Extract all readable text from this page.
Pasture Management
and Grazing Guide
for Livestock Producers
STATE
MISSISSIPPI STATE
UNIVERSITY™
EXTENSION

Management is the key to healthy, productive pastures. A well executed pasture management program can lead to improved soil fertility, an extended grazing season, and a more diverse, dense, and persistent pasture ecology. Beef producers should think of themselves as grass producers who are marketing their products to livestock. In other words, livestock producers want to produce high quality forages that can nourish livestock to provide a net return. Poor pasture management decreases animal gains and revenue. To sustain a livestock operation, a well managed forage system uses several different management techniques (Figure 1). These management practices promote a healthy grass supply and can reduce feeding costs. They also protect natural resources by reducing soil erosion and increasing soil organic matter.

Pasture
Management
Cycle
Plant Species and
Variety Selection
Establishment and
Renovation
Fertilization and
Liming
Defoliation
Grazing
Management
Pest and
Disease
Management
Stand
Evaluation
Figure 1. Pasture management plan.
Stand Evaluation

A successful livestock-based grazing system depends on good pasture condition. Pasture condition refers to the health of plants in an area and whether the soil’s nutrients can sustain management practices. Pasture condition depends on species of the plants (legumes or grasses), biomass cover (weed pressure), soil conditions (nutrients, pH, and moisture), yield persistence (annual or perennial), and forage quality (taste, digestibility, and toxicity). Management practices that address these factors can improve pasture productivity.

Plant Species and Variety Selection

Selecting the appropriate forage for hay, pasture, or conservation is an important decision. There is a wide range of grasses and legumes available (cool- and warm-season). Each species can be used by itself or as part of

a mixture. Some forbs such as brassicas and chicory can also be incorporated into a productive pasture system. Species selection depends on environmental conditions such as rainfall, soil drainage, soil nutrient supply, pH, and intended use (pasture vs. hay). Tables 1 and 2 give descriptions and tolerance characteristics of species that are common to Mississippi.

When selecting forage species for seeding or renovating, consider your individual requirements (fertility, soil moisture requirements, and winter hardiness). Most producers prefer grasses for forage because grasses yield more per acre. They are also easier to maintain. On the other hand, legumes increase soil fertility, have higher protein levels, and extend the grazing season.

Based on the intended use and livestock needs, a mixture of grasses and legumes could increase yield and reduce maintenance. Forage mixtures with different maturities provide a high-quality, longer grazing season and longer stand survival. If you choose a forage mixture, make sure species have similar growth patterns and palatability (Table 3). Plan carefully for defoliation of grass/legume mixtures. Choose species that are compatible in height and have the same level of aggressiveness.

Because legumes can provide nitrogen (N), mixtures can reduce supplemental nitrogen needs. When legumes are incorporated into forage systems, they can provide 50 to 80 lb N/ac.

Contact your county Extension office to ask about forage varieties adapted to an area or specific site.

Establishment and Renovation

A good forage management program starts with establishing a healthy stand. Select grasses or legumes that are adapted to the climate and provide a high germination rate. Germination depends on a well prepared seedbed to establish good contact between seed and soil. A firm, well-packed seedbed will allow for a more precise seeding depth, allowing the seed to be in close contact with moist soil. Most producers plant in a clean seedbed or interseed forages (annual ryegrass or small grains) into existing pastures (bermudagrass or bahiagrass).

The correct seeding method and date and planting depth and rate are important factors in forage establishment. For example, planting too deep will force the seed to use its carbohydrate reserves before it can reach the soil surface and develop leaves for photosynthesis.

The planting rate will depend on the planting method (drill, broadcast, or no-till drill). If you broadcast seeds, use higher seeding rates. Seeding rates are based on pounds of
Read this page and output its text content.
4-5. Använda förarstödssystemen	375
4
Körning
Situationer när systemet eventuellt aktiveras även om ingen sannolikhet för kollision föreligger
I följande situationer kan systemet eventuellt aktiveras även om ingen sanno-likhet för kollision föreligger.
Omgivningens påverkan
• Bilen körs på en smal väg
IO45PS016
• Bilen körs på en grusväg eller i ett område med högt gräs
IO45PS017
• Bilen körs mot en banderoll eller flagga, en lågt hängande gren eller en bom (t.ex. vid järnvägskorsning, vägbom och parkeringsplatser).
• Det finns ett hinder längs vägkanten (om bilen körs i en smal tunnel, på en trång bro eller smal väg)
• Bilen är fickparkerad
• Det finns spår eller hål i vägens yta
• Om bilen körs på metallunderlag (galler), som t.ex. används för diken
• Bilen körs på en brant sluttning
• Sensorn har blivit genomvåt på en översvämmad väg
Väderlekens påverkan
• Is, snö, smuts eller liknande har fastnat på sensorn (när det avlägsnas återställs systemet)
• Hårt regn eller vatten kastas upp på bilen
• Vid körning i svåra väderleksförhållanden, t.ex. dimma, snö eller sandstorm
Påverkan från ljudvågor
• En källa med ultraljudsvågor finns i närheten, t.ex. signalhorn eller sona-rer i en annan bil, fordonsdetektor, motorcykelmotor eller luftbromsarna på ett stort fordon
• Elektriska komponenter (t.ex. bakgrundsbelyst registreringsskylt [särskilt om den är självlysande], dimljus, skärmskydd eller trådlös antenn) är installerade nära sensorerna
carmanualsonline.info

========

*What to produce*
Please write out the whole of the material exactly.

*Solution for this exercise*
Extract all readable text from this page.
Pasture Management
and Grazing Guide
for Livestock Producers
STATE
MISSISSIPPI STATE
UNIVERSITY™
EXTENSION

Management is the key to healthy, productive pastures. A well executed pasture management program can lead to improved soil fertility, an extended grazing season, and a more diverse, dense, and persistent pasture ecology. Beef producers should think of themselves as grass producers who are marketing their products to livestock. In other words, livestock producers want to produce high quality forages that can nourish livestock to provide a net return. Poor pasture management decreases animal gains and revenue. To sustain a livestock operation, a well managed forage system uses several different management techniques (Figure 1). These management practices promote a healthy grass supply and can reduce feeding costs. They also protect natural resources by reducing soil erosion and increasing soil organic matter.

Pasture
Management
Cycle
Plant Species and
Variety Selection
Establishment and
Renovation
Fertilization and
Liming
Defoliation
Grazing
Management
Pest and
Disease
Management
Stand
Evaluation
Figure 1. Pasture management plan.
Stand Evaluation

A successful livestock-based grazing system depends on good pasture condition. Pasture condition refers to the health of plants in an area and whether the soil’s nutrients can sustain management practices. Pasture condition depends on species of the plants (legumes or grasses), biomass cover (weed pressure), soil conditions (nutrients, pH, and moisture), yield persistence (annual or perennial), and forage quality (taste, digestibility, and toxicity). Management practices that address these factors can improve pasture productivity.

Plant Species and Variety Selection

Selecting the appropriate forage for hay, pasture, or conservation is an important decision. There is a wide range of grasses and legumes available (cool- and warm-season). Each species can be used by itself or as part of

a mixture. Some forbs such as brassicas and chicory can also be incorporated into a productive pasture system. Species selection depends on environmental conditions such as rainfall, soil drainage, soil nutrient supply, pH, and intended use (pasture vs. hay). Tables 1 and 2 give descriptions and tolerance characteristics of species that are common to Mississippi.

When selecting forage species for seeding or renovating, consider your individual requirements (fertility, soil moisture requirements, and winter hardiness). Most producers prefer grasses for forage because grasses yield more per acre. They are also easier to maintain. On the other hand, legumes increase soil fertility, have higher protein levels, and extend the grazing season.

Based on the intended use and livestock needs, a mixture of grasses and legumes could increase yield and reduce maintenance. Forage mixtures with different maturities provide a high-quality, longer grazing season and longer stand survival. If you choose a forage mixture, make sure species have similar growth patterns and palatability (Table 3). Plan carefully for defoliation of grass/legume mixtures. Choose species that are compatible in height and have the same level of aggressiveness.

Because legumes can provide nitrogen (N), mixtures can reduce supplemental nitrogen needs. When legumes are incorporated into forage systems, they can provide 50 to 80 lb N/ac.

Contact your county Extension office to ask about forage varieties adapted to an area or specific site.

Establishment and Renovation

A good forage management program starts with establishing a healthy stand. Select grasses or legumes that are adapted to the climate and provide a high germination rate. Germination depends on a well prepared seedbed to establish good contact between seed and soil. A firm, well-packed seedbed will allow for a more precise seeding depth, allowing the seed to be in close contact with moist soil. Most producers plant in a clean seedbed or interseed forages (annual ryegrass or small grains) into existing pastures (bermudagrass or bahiagrass).

The correct seeding method and date and planting depth and rate are important factors in forage establishment. For example, planting too deep will force the seed to use its carbohydrate reserves before it can reach the soil surface and develop leaves for photosynthesis.

The planting rate will depend on the planting method (drill, broadcast, or no-till drill). If you broadcast seeds, use higher seeding rates. Seeding rates are based on pounds of
Read this page and output its text content.
4-5. Använda förarstödssystemen	375
4
Körning
Situationer när systemet eventuellt aktiveras även om ingen sannolikhet för kollision föreligger
I följande situationer kan systemet eventuellt aktiveras även om ingen sanno-likhet för kollision föreligger.
Omgivningens påverkan
• Bilen körs på en smal väg
IO45PS016
• Bilen körs på en grusväg eller i ett område med högt gräs
IO45PS017
• Bilen körs mot en banderoll eller flagga, en lågt hängande gren eller en bom (t.ex. vid järnvägskorsning, vägbom och parkeringsplatser).
• Det finns ett hinder längs vägkanten (om bilen körs i en smal tunnel, på en trång bro eller smal väg)
• Bilen är fickparkerad
• Det finns spår eller hål i vägens yta
• Om bilen körs på metallunderlag (galler), som t.ex. används för diken
• Bilen körs på en brant sluttning
• Sensorn har blivit genomvåt på en översvämmad väg
Väderlekens påverkan
• Is, snö, smuts eller liknande har fastnat på sensorn (när det avlägsnas återställs systemet)
• Hårt regn eller vatten kastas upp på bilen
• Vid körning i svåra väderleksförhållanden, t.ex. dimma, snö eller sandstorm
Påverkan från ljudvågor
• En källa med ultraljudsvågor finns i närheten, t.ex. signalhorn eller sona-rer i en annan bil, fordonsdetektor, motorcykelmotor eller luftbromsarna på ett stort fordon
• Elektriska komponenter (t.ex. bakgrundsbelyst registreringsskylt [särskilt om den är självlysande], dimljus, skärmskydd eller trådlös antenn) är installerade nära sensorerna
carmanualsonline.info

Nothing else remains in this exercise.